> _TASK TO COMPLETE_: Transcribe the records that follow in their entirety, omitting any pictures.

> _WORKING DATA_:
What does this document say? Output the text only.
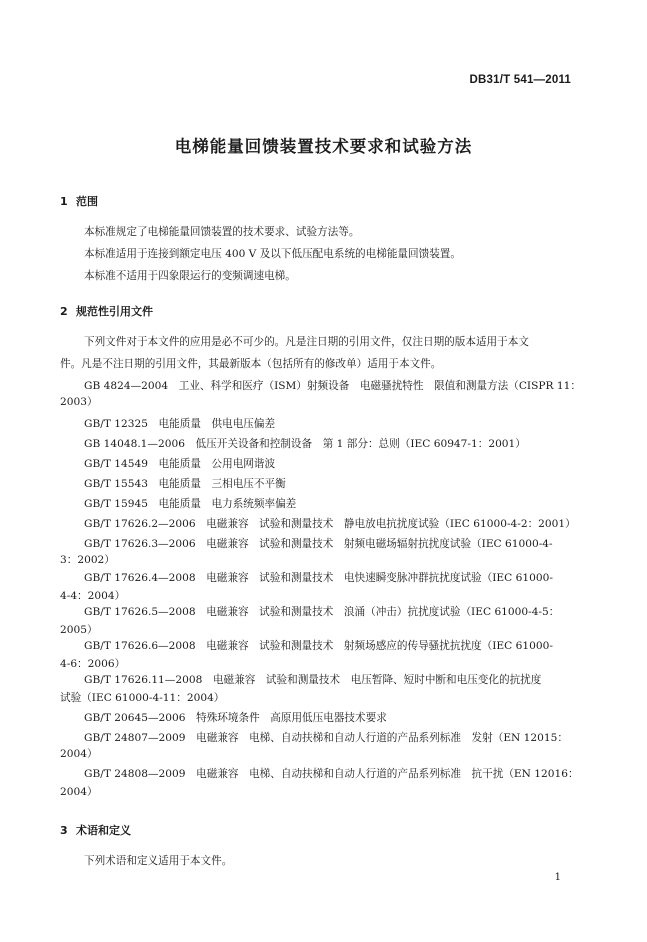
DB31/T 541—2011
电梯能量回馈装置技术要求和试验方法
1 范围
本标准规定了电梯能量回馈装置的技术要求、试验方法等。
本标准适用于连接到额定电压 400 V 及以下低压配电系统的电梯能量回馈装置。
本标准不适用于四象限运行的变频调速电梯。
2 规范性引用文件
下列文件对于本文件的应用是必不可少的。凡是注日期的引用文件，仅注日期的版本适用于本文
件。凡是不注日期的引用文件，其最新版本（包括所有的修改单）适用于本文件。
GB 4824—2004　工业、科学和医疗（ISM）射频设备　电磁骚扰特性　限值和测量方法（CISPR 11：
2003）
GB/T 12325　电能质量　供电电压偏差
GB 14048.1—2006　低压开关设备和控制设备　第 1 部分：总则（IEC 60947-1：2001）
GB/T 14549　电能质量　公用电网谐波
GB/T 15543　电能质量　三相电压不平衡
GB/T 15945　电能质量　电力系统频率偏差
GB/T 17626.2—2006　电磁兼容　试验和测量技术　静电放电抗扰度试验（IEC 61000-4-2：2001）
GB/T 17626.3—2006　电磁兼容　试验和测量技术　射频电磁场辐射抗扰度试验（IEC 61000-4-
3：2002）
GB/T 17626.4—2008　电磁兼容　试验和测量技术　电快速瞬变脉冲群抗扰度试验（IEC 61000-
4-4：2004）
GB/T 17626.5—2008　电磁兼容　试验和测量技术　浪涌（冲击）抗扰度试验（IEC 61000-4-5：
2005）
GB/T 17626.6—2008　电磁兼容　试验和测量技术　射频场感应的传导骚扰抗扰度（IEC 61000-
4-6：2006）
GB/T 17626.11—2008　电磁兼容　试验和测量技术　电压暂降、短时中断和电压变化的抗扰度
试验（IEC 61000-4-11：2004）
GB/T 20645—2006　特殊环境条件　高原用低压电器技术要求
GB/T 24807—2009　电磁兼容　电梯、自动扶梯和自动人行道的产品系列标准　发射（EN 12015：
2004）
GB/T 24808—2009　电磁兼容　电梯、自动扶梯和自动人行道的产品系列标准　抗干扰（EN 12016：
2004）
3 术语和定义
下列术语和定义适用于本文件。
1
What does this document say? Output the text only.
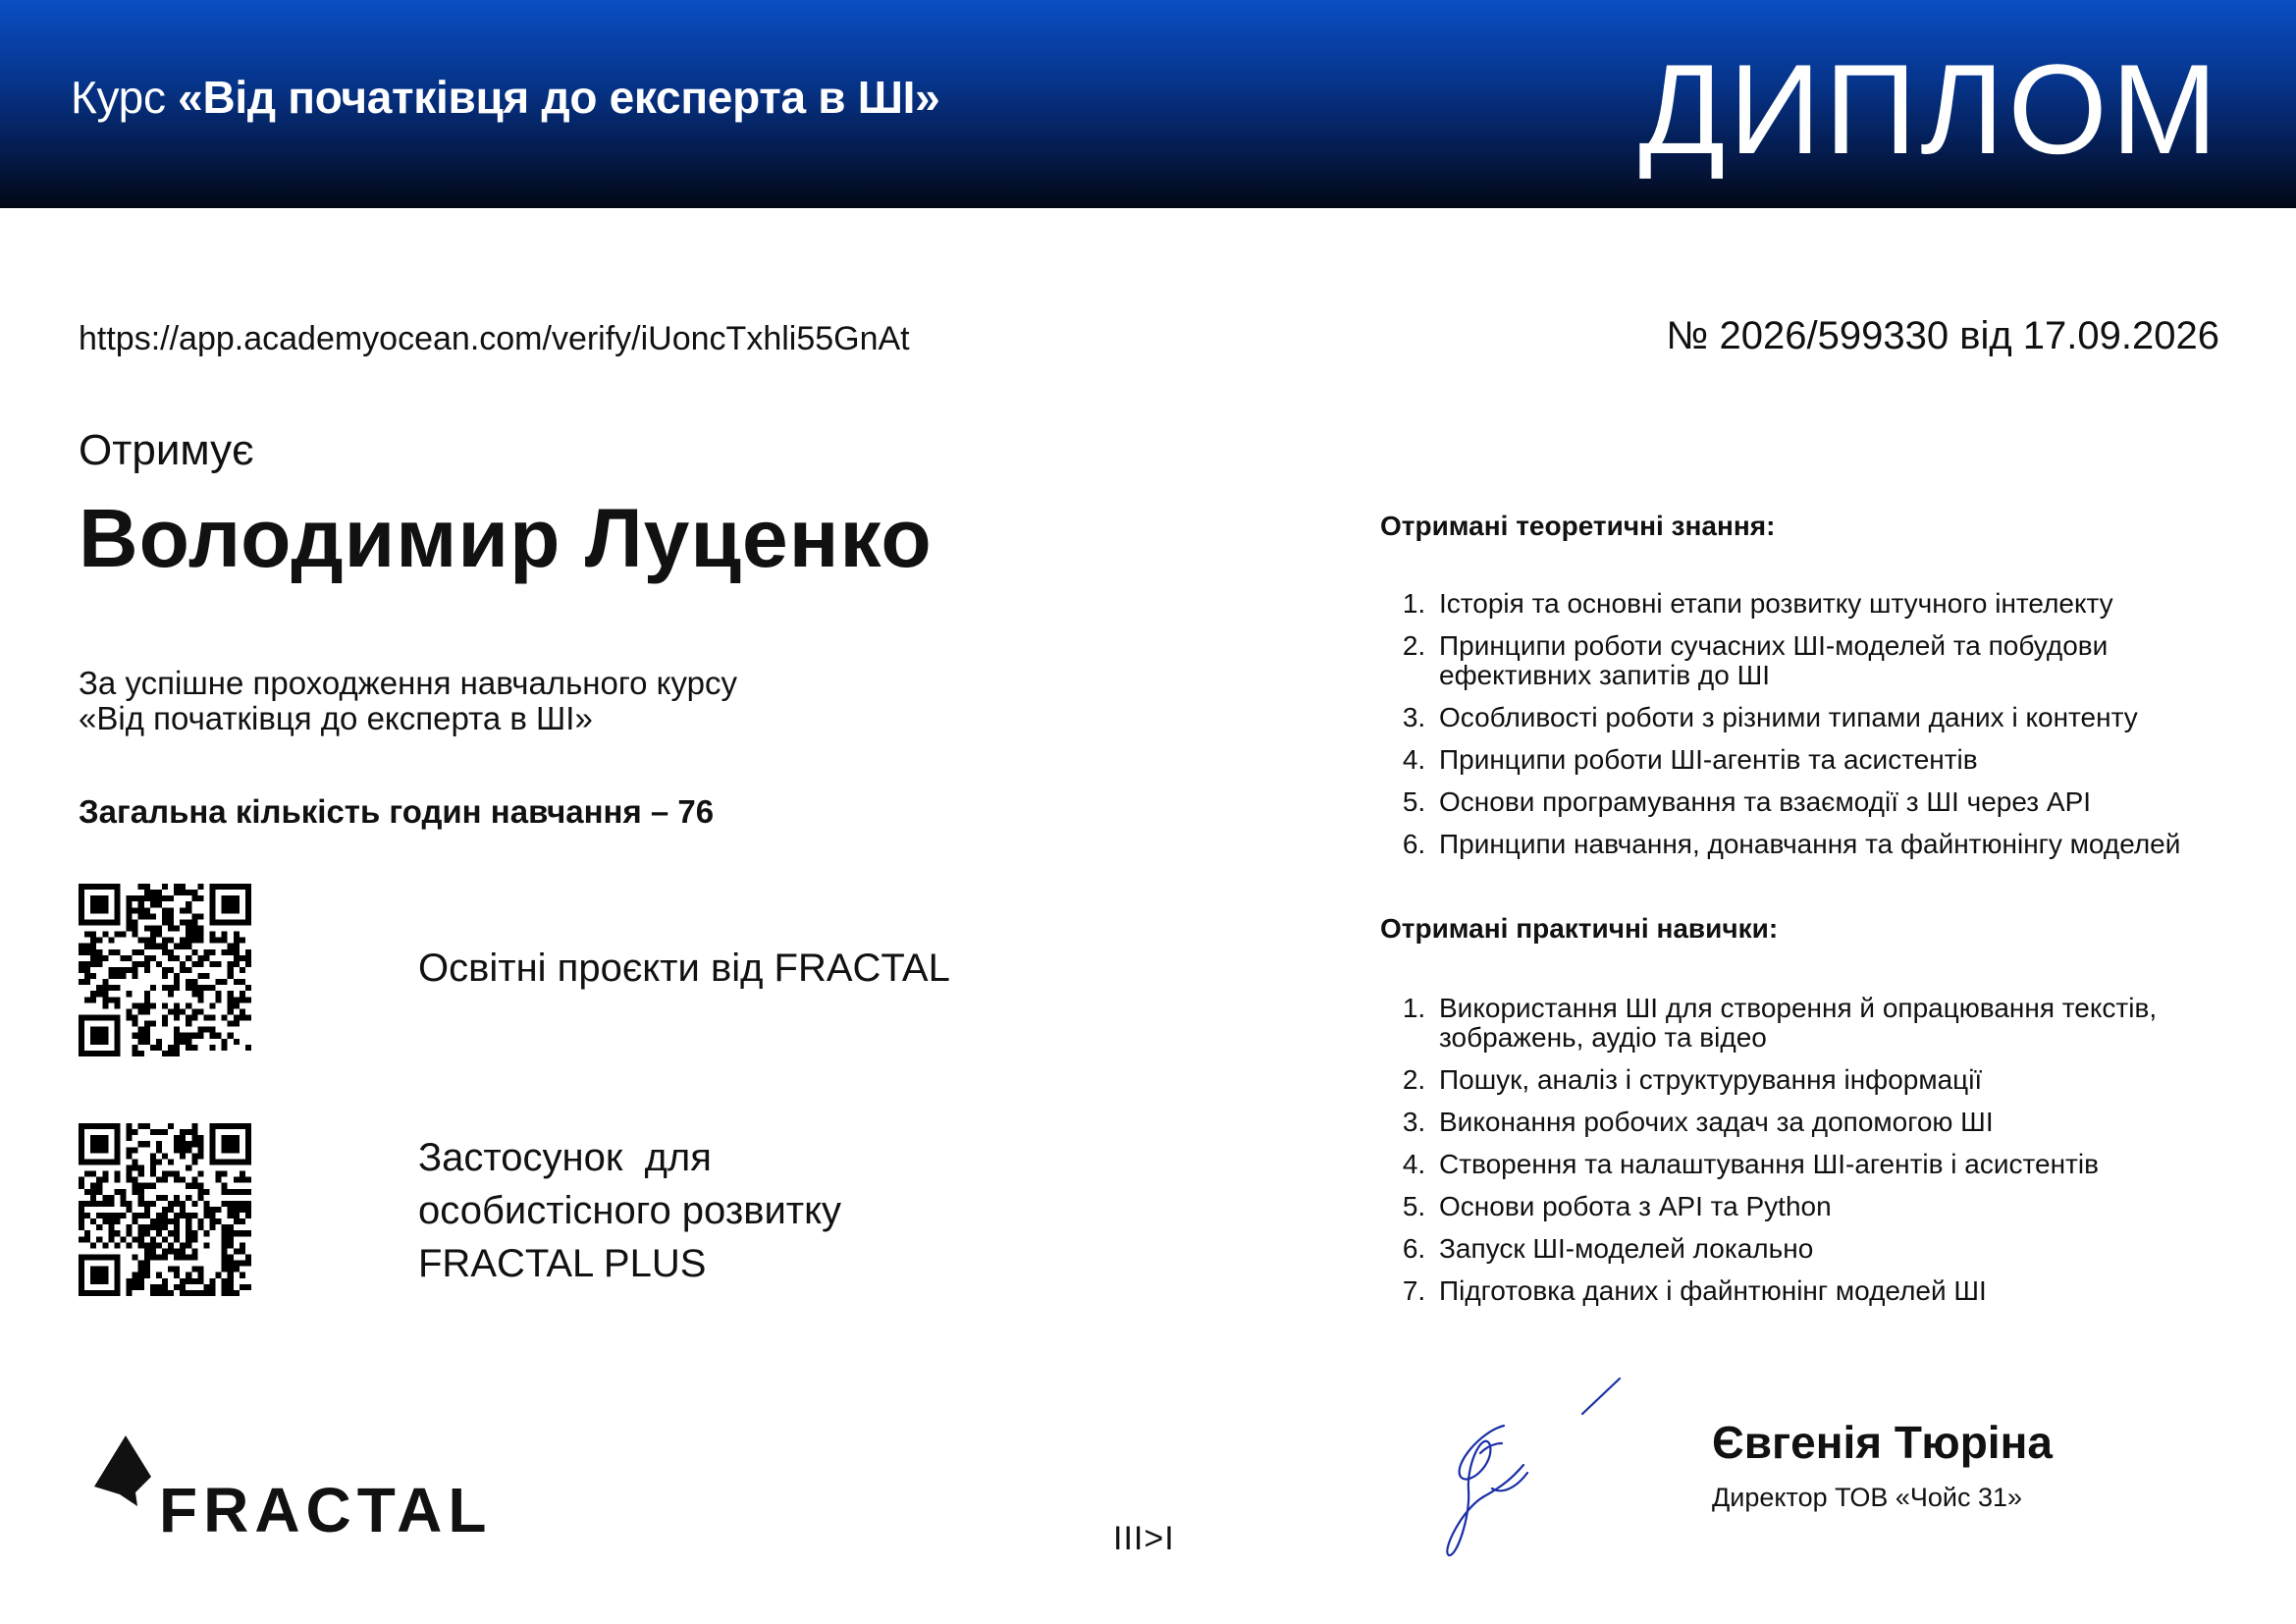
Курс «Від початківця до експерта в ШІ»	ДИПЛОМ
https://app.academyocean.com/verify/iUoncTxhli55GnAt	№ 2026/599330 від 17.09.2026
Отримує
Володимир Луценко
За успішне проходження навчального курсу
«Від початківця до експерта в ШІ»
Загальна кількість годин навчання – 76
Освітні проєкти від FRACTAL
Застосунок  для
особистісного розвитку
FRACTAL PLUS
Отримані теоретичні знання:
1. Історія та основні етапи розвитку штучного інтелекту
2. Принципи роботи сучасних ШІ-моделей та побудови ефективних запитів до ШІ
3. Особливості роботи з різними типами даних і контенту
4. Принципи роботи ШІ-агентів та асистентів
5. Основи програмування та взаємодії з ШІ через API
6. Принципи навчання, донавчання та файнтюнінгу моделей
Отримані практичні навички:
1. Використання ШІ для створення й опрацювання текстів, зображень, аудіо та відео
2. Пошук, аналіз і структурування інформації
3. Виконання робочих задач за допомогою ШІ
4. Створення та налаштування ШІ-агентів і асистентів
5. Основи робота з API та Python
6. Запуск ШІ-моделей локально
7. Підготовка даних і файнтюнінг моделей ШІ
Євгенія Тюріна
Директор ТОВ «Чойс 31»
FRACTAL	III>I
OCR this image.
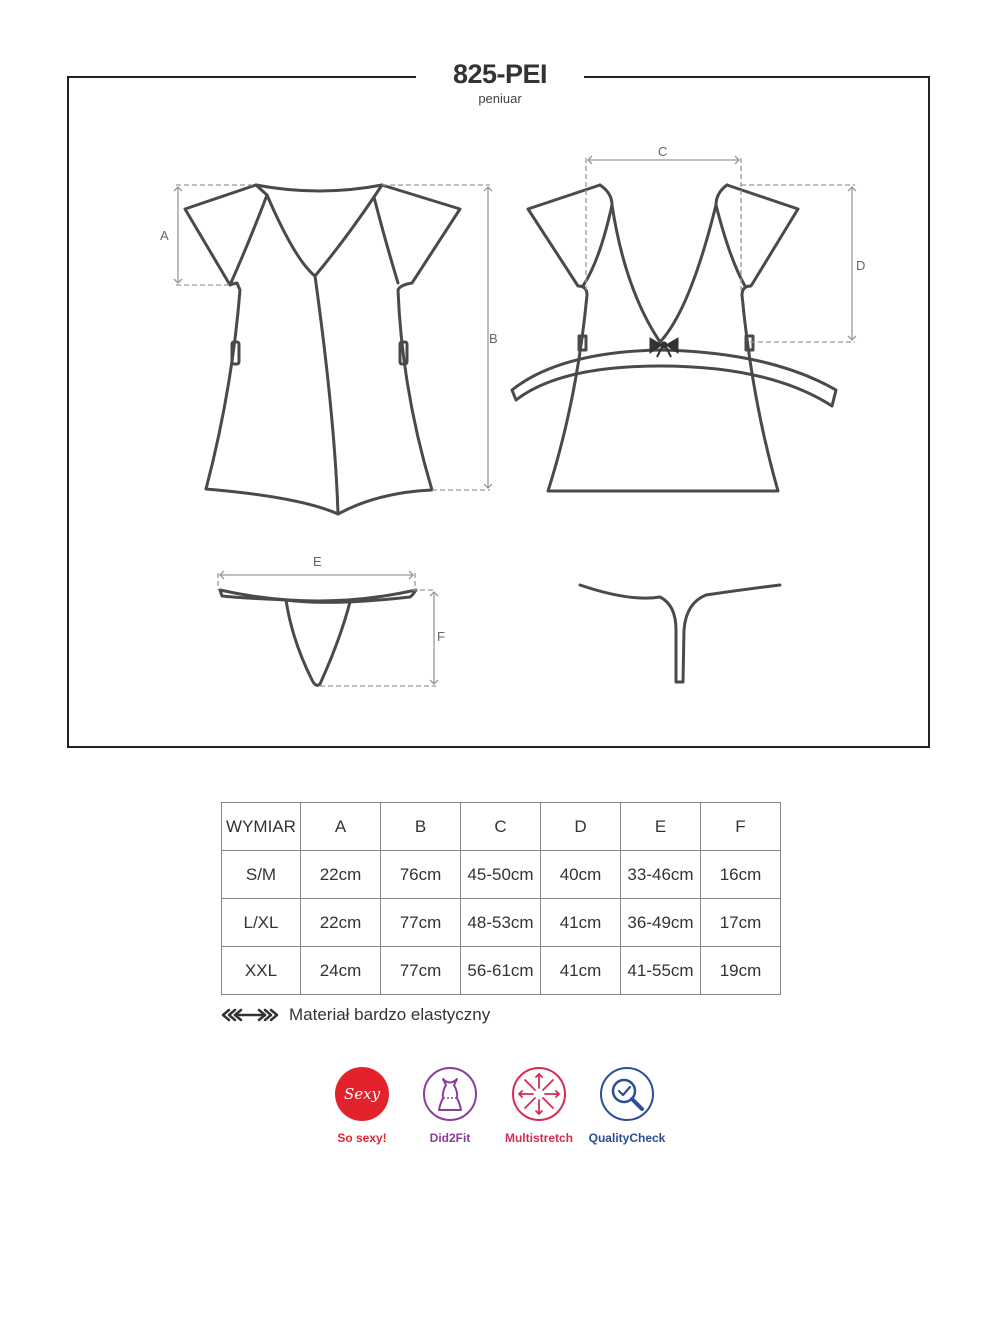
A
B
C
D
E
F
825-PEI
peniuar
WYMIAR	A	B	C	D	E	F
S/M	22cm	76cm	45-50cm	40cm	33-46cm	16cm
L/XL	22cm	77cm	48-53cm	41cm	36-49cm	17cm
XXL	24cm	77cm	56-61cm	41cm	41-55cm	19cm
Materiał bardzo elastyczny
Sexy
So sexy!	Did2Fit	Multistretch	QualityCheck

> _ANSWER TO THIS EXERCISE_:
What does this document say? Output the text only.
DB31/T 541—2011
电梯能量回馈装置技术要求和试验方法
1 范围
本标准规定了电梯能量回馈装置的技术要求、试验方法等。
本标准适用于连接到额定电压 400 V 及以下低压配电系统的电梯能量回馈装置。
本标准不适用于四象限运行的变频调速电梯。
2 规范性引用文件
下列文件对于本文件的应用是必不可少的。凡是注日期的引用文件，仅注日期的版本适用于本文
件。凡是不注日期的引用文件，其最新版本（包括所有的修改单）适用于本文件。
GB 4824—2004　工业、科学和医疗（ISM）射频设备　电磁骚扰特性　限值和测量方法（CISPR 11：
2003）
GB/T 12325　电能质量　供电电压偏差
GB 14048.1—2006　低压开关设备和控制设备　第 1 部分：总则（IEC 60947-1：2001）
GB/T 14549　电能质量　公用电网谐波
GB/T 15543　电能质量　三相电压不平衡
GB/T 15945　电能质量　电力系统频率偏差
GB/T 17626.2—2006　电磁兼容　试验和测量技术　静电放电抗扰度试验（IEC 61000-4-2：2001）
GB/T 17626.3—2006　电磁兼容　试验和测量技术　射频电磁场辐射抗扰度试验（IEC 61000-4-
3：2002）
GB/T 17626.4—2008　电磁兼容　试验和测量技术　电快速瞬变脉冲群抗扰度试验（IEC 61000-
4-4：2004）
GB/T 17626.5—2008　电磁兼容　试验和测量技术　浪涌（冲击）抗扰度试验（IEC 61000-4-5：
2005）
GB/T 17626.6—2008　电磁兼容　试验和测量技术　射频场感应的传导骚扰抗扰度（IEC 61000-
4-6：2006）
GB/T 17626.11—2008　电磁兼容　试验和测量技术　电压暂降、短时中断和电压变化的抗扰度
试验（IEC 61000-4-11：2004）
GB/T 20645—2006　特殊环境条件　高原用低压电器技术要求
GB/T 24807—2009　电磁兼容　电梯、自动扶梯和自动人行道的产品系列标准　发射（EN 12015：
2004）
GB/T 24808—2009　电磁兼容　电梯、自动扶梯和自动人行道的产品系列标准　抗干扰（EN 12016：
2004）
3 术语和定义
下列术语和定义适用于本文件。
1
What does this document say? Output the text only.
Курс «Від початківця до експерта в ШІ»	ДИПЛОМ
https://app.academyocean.com/verify/iUoncTxhli55GnAt	№ 2026/599330 від 17.09.2026
Отримує
Володимир Луценко
За успішне проходження навчального курсу
«Від початківця до експерта в ШІ»
Загальна кількість годин навчання – 76
Освітні проєкти від FRACTAL
Застосунок  для
особистісного розвитку
FRACTAL PLUS
Отримані теоретичні знання:
1. Історія та основні етапи розвитку штучного інтелекту
2. Принципи роботи сучасних ШІ-моделей та побудови ефективних запитів до ШІ
3. Особливості роботи з різними типами даних і контенту
4. Принципи роботи ШІ-агентів та асистентів
5. Основи програмування та взаємодії з ШІ через API
6. Принципи навчання, донавчання та файнтюнінгу моделей
Отримані практичні навички:
1. Використання ШІ для створення й опрацювання текстів, зображень, аудіо та відео
2. Пошук, аналіз і структурування інформації
3. Виконання робочих задач за допомогою ШІ
4. Створення та налаштування ШІ-агентів і асистентів
5. Основи робота з API та Python
6. Запуск ШІ-моделей локально
7. Підготовка даних і файнтюнінг моделей ШІ
Євгенія Тюріна
Директор ТОВ «Чойс 31»
FRACTAL	III>I
OCR this image.
A
B
C
D
E
F
825-PEI
peniuar
WYMIAR	A	B	C	D	E	F
S/M	22cm	76cm	45-50cm	40cm	33-46cm	16cm
L/XL	22cm	77cm	48-53cm	41cm	36-49cm	17cm
XXL	24cm	77cm	56-61cm	41cm	41-55cm	19cm
Materiał bardzo elastyczny
Sexy
So sexy!	Did2Fit	Multistretch	QualityCheck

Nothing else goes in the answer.